**Stated goal**
Output each line of the entries below as a numbered list, skipping any blank lines.

**********

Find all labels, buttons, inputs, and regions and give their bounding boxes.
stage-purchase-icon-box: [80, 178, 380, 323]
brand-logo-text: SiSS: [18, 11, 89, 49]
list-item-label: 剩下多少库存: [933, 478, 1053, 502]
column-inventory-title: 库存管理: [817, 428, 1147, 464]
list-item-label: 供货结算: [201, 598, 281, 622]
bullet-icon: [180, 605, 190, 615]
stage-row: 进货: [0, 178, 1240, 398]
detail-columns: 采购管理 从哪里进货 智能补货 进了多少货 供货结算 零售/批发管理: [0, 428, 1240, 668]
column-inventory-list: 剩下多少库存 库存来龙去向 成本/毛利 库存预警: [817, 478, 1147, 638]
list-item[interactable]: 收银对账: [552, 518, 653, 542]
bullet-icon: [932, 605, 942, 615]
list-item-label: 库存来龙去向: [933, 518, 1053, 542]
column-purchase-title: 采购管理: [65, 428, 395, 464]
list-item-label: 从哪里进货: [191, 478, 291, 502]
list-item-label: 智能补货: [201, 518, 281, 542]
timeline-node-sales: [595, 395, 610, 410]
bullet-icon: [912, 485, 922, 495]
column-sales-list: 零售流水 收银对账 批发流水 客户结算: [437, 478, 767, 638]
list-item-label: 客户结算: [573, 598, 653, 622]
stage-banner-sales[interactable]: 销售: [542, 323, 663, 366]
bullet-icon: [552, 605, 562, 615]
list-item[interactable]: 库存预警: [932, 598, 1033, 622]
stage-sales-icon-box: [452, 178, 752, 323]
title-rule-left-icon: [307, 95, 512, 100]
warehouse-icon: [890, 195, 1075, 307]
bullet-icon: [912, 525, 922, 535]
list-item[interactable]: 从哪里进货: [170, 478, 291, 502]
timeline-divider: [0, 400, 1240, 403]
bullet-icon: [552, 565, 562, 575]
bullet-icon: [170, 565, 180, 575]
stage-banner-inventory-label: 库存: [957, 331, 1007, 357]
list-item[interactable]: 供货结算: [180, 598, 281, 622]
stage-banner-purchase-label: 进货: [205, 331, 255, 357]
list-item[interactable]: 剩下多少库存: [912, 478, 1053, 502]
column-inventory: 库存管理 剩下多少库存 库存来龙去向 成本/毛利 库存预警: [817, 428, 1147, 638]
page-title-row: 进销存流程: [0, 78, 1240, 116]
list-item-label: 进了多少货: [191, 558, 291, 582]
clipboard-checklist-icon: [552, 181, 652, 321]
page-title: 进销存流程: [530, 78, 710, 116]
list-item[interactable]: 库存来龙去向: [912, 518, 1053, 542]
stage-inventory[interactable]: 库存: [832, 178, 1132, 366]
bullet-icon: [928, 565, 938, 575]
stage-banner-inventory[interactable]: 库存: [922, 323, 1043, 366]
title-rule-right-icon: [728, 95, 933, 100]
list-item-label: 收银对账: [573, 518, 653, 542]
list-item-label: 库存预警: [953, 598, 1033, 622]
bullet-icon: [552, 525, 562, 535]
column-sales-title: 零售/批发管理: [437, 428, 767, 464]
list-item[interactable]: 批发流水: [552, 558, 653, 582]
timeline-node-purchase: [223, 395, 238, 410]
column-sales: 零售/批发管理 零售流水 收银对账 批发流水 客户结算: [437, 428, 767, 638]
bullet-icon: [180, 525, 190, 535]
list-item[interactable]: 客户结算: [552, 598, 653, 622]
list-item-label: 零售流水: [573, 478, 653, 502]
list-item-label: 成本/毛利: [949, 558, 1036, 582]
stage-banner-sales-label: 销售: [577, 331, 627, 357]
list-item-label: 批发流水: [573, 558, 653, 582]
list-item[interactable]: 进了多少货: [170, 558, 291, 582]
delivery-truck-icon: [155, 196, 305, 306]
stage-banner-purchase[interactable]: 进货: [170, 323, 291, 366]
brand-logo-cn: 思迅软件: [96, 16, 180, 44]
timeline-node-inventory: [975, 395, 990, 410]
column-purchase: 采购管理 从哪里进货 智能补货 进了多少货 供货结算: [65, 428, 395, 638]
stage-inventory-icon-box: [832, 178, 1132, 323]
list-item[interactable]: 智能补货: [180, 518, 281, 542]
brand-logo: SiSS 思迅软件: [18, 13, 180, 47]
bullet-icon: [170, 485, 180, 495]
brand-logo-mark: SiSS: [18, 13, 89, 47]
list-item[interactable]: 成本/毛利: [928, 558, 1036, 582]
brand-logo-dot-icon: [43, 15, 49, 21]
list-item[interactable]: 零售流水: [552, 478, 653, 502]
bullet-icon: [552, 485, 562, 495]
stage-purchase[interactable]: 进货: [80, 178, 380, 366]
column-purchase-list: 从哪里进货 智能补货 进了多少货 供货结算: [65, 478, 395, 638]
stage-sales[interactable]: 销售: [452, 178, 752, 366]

**********

**Full response**
1. Find all labels, buttons, inputs, and regions and give their bounding boxes.
2. stage-purchase-icon-box: [80, 178, 380, 323]
3. brand-logo-text: SiSS: [18, 11, 89, 49]
4. list-item-label: 剩下多少库存: [933, 478, 1053, 502]
5. column-inventory-title: 库存管理: [817, 428, 1147, 464]
6. list-item-label: 供货结算: [201, 598, 281, 622]
7. bullet-icon: [180, 605, 190, 615]
8. stage-row: 进货: [0, 178, 1240, 398]
9. detail-columns: 采购管理 从哪里进货 智能补货 进了多少货 供货结算 零售/批发管理: [0, 428, 1240, 668]
10. column-inventory-list: 剩下多少库存 库存来龙去向 成本/毛利 库存预警: [817, 478, 1147, 638]
11. list-item[interactable]: 收银对账: [552, 518, 653, 542]
12. bullet-icon: [932, 605, 942, 615]
13. list-item-label: 库存来龙去向: [933, 518, 1053, 542]
14. column-purchase-title: 采购管理: [65, 428, 395, 464]
15. list-item-label: 从哪里进货: [191, 478, 291, 502]
16. list-item-label: 智能补货: [201, 518, 281, 542]
17. timeline-node-sales: [595, 395, 610, 410]
18. bullet-icon: [912, 485, 922, 495]
19. column-sales-list: 零售流水 收银对账 批发流水 客户结算: [437, 478, 767, 638]
20. list-item-label: 客户结算: [573, 598, 653, 622]
21. stage-banner-sales[interactable]: 销售: [542, 323, 663, 366]
22. bullet-icon: [552, 605, 562, 615]
23. list-item[interactable]: 库存预警: [932, 598, 1033, 622]
24. stage-sales-icon-box: [452, 178, 752, 323]
25. title-rule-left-icon: [307, 95, 512, 100]
26. warehouse-icon: [890, 195, 1075, 307]
27. bullet-icon: [912, 525, 922, 535]
28. list-item[interactable]: 从哪里进货: [170, 478, 291, 502]
29. timeline-divider: [0, 400, 1240, 403]
30. bullet-icon: [552, 565, 562, 575]
31. bullet-icon: [170, 565, 180, 575]
32. stage-banner-inventory-label: 库存: [957, 331, 1007, 357]
33. list-item[interactable]: 供货结算: [180, 598, 281, 622]
34. stage-banner-purchase-label: 进货: [205, 331, 255, 357]
35. list-item[interactable]: 剩下多少库存: [912, 478, 1053, 502]
36. column-inventory: 库存管理 剩下多少库存 库存来龙去向 成本/毛利 库存预警: [817, 428, 1147, 638]
37. page-title-row: 进销存流程: [0, 78, 1240, 116]
38. list-item-label: 进了多少货: [191, 558, 291, 582]
39. clipboard-checklist-icon: [552, 181, 652, 321]
40. page-title: 进销存流程: [530, 78, 710, 116]
41. list-item[interactable]: 库存来龙去向: [912, 518, 1053, 542]
42. stage-inventory[interactable]: 库存: [832, 178, 1132, 366]
43. bullet-icon: [928, 565, 938, 575]
44. stage-banner-inventory[interactable]: 库存: [922, 323, 1043, 366]
45. title-rule-right-icon: [728, 95, 933, 100]
46. list-item-label: 收银对账: [573, 518, 653, 542]
47. list-item-label: 库存预警: [953, 598, 1033, 622]
48. bullet-icon: [552, 525, 562, 535]
49. column-sales-title: 零售/批发管理: [437, 428, 767, 464]
50. list-item[interactable]: 批发流水: [552, 558, 653, 582]
51. timeline-node-purchase: [223, 395, 238, 410]
52. column-sales: 零售/批发管理 零售流水 收银对账 批发流水 客户结算: [437, 428, 767, 638]
53. bullet-icon: [180, 525, 190, 535]
54. list-item[interactable]: 客户结算: [552, 598, 653, 622]
55. list-item-label: 零售流水: [573, 478, 653, 502]
56. list-item-label: 成本/毛利: [949, 558, 1036, 582]
57. stage-banner-sales-label: 销售: [577, 331, 627, 357]
58. list-item-label: 批发流水: [573, 558, 653, 582]
59. list-item[interactable]: 进了多少货: [170, 558, 291, 582]
60. delivery-truck-icon: [155, 196, 305, 306]
61. stage-banner-purchase[interactable]: 进货: [170, 323, 291, 366]
62. brand-logo-cn: 思迅软件: [96, 16, 180, 44]
63. timeline-node-inventory: [975, 395, 990, 410]
64. column-purchase: 采购管理 从哪里进货 智能补货 进了多少货 供货结算: [65, 428, 395, 638]
65. stage-inventory-icon-box: [832, 178, 1132, 323]
66. list-item[interactable]: 智能补货: [180, 518, 281, 542]
67. brand-logo: SiSS 思迅软件: [18, 13, 180, 47]
68. bullet-icon: [170, 485, 180, 495]
69. brand-logo-mark: SiSS: [18, 13, 89, 47]
70. list-item[interactable]: 成本/毛利: [928, 558, 1036, 582]
71. brand-logo-dot-icon: [43, 15, 49, 21]
72. list-item[interactable]: 零售流水: [552, 478, 653, 502]
73. bullet-icon: [552, 485, 562, 495]
74. stage-purchase[interactable]: 进货: [80, 178, 380, 366]
75. column-purchase-list: 从哪里进货 智能补货 进了多少货 供货结算: [65, 478, 395, 638]
76. stage-sales[interactable]: 销售: [452, 178, 752, 366]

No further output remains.